Exercise inputs
--- START ---
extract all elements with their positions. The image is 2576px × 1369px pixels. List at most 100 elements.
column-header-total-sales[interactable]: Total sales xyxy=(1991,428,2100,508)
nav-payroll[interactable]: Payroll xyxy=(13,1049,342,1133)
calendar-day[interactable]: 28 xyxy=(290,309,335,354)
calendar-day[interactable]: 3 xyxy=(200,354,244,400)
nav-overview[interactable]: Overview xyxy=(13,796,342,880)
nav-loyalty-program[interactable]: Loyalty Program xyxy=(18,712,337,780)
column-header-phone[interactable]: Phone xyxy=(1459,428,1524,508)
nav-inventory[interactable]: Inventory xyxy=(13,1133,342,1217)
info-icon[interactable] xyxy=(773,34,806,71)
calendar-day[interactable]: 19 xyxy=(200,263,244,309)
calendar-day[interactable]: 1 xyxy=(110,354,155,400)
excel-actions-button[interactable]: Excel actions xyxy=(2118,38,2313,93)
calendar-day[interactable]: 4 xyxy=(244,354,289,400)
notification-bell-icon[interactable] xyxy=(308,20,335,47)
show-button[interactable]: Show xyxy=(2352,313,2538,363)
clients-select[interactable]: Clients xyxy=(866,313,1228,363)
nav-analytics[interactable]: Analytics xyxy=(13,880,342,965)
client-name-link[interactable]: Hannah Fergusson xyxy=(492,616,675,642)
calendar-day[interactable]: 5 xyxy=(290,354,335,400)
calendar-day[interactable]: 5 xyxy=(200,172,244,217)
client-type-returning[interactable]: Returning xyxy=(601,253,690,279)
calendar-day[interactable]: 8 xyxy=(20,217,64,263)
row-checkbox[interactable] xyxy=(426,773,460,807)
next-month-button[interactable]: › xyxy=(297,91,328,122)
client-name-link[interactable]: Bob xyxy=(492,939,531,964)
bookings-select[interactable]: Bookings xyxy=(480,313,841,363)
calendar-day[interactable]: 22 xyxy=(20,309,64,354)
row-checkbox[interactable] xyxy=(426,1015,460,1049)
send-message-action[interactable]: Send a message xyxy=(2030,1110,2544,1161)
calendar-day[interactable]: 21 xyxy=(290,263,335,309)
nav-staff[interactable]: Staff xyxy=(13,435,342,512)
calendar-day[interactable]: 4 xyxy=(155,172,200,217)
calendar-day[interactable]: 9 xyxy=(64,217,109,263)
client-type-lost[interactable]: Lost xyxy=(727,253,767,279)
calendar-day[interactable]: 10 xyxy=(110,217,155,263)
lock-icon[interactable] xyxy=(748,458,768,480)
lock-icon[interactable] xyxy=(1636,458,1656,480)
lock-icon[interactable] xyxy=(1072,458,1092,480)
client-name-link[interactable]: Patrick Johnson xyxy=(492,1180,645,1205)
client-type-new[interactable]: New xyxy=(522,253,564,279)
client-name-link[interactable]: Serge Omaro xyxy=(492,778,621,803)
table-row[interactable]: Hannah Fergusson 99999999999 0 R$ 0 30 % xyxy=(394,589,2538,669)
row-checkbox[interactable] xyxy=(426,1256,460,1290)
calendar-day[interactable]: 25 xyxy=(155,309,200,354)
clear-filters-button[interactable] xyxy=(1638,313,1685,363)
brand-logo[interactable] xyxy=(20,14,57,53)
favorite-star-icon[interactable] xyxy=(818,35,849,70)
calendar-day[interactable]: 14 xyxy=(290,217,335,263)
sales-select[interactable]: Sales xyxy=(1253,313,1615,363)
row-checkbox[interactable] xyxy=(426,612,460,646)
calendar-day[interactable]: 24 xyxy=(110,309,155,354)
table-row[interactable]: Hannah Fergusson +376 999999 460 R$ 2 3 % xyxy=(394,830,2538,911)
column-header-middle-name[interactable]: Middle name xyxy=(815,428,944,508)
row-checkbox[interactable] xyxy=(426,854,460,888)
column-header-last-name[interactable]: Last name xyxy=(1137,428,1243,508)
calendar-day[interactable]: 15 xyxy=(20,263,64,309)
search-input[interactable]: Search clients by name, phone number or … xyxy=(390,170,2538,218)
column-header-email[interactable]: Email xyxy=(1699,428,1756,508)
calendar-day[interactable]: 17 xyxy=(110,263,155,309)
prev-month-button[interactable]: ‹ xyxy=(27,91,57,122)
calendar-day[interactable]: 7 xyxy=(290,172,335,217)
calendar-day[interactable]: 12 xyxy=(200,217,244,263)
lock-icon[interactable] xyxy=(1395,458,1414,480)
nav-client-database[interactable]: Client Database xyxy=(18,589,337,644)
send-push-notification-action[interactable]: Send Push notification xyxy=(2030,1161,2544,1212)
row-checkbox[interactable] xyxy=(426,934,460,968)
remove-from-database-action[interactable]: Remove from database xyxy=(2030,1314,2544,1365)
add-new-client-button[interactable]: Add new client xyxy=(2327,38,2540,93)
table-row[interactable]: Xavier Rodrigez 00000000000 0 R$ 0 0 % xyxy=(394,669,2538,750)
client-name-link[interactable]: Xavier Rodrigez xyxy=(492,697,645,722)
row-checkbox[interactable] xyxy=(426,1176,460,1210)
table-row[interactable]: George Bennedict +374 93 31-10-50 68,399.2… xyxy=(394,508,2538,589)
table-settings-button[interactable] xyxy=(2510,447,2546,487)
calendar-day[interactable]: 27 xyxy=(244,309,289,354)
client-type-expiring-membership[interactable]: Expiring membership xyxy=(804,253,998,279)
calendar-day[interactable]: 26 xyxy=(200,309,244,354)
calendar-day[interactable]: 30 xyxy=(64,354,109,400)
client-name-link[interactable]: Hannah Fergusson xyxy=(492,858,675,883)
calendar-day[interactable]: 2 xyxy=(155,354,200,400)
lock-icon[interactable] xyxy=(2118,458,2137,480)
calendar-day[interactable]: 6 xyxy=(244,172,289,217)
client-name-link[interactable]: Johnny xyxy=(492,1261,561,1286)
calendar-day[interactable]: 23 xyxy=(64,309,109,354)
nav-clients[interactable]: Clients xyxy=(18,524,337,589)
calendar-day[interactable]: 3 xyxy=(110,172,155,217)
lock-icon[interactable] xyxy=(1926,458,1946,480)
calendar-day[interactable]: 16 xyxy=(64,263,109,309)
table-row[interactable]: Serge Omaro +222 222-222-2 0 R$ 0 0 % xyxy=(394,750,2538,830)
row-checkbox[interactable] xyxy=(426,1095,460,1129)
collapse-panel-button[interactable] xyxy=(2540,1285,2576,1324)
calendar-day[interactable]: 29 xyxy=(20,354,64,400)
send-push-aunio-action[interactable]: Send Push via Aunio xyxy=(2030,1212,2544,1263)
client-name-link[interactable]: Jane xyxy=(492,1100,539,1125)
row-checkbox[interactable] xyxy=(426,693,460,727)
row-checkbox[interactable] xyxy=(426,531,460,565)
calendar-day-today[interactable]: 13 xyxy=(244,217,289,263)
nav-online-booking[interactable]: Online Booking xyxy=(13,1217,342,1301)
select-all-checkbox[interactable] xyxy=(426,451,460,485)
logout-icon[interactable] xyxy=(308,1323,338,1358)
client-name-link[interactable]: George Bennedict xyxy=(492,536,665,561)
--- END ---
Exercise goal
Repeat the lines from the start through the line holding "calendar-day[interactable]: 28 xyxy=(290,309,335,354)", both ends included, word for word.

Exercise result
extract all elements with their positions. The image is 2576px × 1369px pixels. List at most 100 elements.
column-header-total-sales[interactable]: Total sales xyxy=(1991,428,2100,508)
nav-payroll[interactable]: Payroll xyxy=(13,1049,342,1133)
calendar-day[interactable]: 28 xyxy=(290,309,335,354)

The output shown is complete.